■ Set problem
Copy each line of the records that contains the word "enchufe".

■ Given records
## Begin

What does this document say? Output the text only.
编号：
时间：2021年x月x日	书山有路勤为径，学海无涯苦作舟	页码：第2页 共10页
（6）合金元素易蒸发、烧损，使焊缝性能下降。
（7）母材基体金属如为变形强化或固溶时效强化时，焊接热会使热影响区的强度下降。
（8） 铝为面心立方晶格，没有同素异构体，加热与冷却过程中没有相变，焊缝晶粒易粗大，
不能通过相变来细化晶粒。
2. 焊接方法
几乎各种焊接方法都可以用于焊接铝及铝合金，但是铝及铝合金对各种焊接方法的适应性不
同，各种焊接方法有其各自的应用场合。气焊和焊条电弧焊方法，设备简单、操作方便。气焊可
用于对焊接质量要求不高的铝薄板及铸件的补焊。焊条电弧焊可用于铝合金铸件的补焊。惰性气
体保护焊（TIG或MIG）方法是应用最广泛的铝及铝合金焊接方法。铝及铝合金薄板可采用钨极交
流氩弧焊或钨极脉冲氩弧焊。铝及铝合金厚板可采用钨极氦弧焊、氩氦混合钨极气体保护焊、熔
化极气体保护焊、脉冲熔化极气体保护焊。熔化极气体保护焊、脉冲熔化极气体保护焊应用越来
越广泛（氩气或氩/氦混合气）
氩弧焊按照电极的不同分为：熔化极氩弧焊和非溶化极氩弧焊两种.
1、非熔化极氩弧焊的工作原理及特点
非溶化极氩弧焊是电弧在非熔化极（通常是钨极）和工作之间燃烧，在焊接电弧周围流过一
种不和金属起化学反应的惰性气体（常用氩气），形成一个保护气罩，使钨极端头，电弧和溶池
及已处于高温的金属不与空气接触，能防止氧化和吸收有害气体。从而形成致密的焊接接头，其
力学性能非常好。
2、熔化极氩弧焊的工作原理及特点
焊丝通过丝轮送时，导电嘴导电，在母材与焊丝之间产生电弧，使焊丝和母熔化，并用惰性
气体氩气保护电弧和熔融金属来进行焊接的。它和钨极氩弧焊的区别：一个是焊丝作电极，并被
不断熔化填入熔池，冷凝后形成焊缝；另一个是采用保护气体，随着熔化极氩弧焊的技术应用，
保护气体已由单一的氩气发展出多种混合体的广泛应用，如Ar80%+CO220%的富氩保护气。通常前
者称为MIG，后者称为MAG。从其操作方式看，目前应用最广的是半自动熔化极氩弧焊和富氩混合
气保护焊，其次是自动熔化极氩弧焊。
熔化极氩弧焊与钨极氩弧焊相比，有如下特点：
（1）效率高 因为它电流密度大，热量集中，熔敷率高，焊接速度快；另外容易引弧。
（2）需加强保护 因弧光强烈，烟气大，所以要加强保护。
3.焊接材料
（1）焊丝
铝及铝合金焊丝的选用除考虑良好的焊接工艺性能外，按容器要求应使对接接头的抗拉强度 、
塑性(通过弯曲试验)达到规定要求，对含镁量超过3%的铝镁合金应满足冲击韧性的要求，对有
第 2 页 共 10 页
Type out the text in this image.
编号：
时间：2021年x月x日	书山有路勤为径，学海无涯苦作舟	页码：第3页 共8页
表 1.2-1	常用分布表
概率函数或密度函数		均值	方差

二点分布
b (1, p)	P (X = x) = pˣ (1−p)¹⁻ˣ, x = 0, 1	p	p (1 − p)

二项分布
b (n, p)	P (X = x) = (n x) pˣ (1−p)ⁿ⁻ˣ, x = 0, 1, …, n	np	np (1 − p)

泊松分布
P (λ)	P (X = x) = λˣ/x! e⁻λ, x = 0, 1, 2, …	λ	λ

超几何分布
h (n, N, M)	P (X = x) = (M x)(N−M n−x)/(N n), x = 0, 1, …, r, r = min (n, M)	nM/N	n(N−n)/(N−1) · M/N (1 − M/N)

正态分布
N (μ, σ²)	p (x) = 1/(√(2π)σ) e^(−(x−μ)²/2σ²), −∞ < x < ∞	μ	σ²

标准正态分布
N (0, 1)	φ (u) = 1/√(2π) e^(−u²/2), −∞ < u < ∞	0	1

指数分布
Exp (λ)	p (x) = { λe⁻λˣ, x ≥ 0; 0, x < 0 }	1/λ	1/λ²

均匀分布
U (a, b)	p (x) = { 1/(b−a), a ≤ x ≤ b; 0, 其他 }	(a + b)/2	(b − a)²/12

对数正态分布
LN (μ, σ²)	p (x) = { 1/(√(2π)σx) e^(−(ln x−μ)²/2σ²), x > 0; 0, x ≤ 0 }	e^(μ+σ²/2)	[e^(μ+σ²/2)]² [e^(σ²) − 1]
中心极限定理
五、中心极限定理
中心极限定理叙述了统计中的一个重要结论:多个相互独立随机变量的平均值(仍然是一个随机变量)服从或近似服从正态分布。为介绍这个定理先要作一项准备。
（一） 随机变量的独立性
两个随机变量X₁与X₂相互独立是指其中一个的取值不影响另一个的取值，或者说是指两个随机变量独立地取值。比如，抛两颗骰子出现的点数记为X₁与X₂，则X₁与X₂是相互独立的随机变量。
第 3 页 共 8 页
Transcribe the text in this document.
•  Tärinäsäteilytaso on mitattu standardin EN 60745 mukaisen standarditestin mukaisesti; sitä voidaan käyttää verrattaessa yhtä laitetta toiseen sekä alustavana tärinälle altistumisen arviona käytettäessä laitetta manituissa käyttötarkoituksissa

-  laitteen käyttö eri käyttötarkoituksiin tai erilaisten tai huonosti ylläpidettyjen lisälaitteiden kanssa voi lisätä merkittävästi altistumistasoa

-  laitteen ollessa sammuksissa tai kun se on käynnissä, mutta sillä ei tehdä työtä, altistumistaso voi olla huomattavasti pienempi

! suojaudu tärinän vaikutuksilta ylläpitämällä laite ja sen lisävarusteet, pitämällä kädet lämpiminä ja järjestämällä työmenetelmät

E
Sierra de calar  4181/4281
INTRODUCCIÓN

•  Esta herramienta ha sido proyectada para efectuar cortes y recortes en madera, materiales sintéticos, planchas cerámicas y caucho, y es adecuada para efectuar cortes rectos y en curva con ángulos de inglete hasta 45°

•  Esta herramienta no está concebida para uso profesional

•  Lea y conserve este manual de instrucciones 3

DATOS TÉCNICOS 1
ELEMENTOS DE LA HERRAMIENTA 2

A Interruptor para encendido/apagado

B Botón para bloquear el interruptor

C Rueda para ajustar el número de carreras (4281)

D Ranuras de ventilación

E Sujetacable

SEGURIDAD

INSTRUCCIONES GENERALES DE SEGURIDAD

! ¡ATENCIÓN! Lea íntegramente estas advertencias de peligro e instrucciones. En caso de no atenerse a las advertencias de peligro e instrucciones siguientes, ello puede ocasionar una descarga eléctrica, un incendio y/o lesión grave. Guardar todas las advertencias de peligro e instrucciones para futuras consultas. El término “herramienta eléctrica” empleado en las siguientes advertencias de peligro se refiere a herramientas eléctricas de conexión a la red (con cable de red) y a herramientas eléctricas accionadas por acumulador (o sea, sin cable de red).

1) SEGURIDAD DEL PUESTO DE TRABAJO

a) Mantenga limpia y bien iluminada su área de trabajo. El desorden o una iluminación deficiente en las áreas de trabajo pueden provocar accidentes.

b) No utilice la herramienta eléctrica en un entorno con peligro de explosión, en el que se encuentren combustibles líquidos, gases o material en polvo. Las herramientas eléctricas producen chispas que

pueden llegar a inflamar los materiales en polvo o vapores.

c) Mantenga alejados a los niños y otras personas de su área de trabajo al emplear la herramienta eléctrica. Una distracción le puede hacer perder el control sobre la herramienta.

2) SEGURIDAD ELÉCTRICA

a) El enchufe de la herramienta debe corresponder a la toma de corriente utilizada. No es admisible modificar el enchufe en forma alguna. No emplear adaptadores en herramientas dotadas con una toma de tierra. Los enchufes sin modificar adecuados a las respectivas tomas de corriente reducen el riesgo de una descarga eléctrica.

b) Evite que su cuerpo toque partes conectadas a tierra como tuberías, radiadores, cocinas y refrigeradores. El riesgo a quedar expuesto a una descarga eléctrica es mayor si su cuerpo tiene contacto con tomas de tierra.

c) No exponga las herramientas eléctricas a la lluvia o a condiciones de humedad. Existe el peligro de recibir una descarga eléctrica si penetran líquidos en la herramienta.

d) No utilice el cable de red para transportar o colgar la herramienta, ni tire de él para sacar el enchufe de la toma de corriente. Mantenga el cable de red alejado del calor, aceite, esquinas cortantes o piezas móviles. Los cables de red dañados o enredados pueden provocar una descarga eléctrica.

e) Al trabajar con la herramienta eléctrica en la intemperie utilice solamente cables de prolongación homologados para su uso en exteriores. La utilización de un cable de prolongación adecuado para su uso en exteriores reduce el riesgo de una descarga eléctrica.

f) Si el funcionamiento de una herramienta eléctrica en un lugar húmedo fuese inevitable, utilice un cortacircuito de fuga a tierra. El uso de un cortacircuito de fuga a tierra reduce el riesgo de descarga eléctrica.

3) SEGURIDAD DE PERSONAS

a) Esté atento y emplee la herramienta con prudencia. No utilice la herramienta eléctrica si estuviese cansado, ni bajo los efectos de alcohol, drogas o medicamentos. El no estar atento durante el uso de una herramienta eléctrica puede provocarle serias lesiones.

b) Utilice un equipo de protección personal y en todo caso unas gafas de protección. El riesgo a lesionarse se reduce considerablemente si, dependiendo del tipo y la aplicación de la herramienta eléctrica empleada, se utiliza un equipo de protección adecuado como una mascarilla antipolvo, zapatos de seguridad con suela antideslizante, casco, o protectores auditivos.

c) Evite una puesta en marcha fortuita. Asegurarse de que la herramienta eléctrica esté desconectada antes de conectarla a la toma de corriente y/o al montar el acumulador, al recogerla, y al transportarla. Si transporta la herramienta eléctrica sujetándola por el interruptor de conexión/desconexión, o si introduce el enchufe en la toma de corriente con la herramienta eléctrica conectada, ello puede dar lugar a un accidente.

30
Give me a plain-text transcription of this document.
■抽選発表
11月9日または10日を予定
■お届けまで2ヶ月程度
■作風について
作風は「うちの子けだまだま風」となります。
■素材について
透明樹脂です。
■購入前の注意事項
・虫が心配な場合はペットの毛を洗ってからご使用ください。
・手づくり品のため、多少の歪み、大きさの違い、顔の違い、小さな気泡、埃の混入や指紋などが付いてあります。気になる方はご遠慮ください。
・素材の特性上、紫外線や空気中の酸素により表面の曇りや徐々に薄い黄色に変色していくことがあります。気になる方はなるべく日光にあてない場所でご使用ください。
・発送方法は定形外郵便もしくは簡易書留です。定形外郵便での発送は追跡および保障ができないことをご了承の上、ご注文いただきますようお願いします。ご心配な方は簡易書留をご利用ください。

## End

■ The answer
a) El enchufe de la herramienta debe corresponder a la toma de corriente utilizada. No es admisible modificar el enchufe en forma alguna. No emplear adaptadores en herramientas dotadas con una toma de tierra. Los enchufes sin modificar adecuados a las respectivas tomas de corriente reducen el riesgo de una descarga eléctrica.
d) No utilice el cable de red para transportar o colgar la herramienta, ni tire de él para sacar el enchufe de la toma de corriente. Mantenga el cable de red alejado del calor, aceite, esquinas cortantes o piezas móviles. Los cables de red dañados o enredados pueden provocar una descarga eléctrica.
c) Evite una puesta en marcha fortuita. Asegurarse de que la herramienta eléctrica esté desconectada antes de conectarla a la toma de corriente y/o al montar el acumulador, al recogerla, y al transportarla. Si transporta la herramienta eléctrica sujetándola por el interruptor de conexión/desconexión, o si introduce el enchufe en la toma de corriente con la herramienta eléctrica conectada, ello puede dar lugar a un accidente.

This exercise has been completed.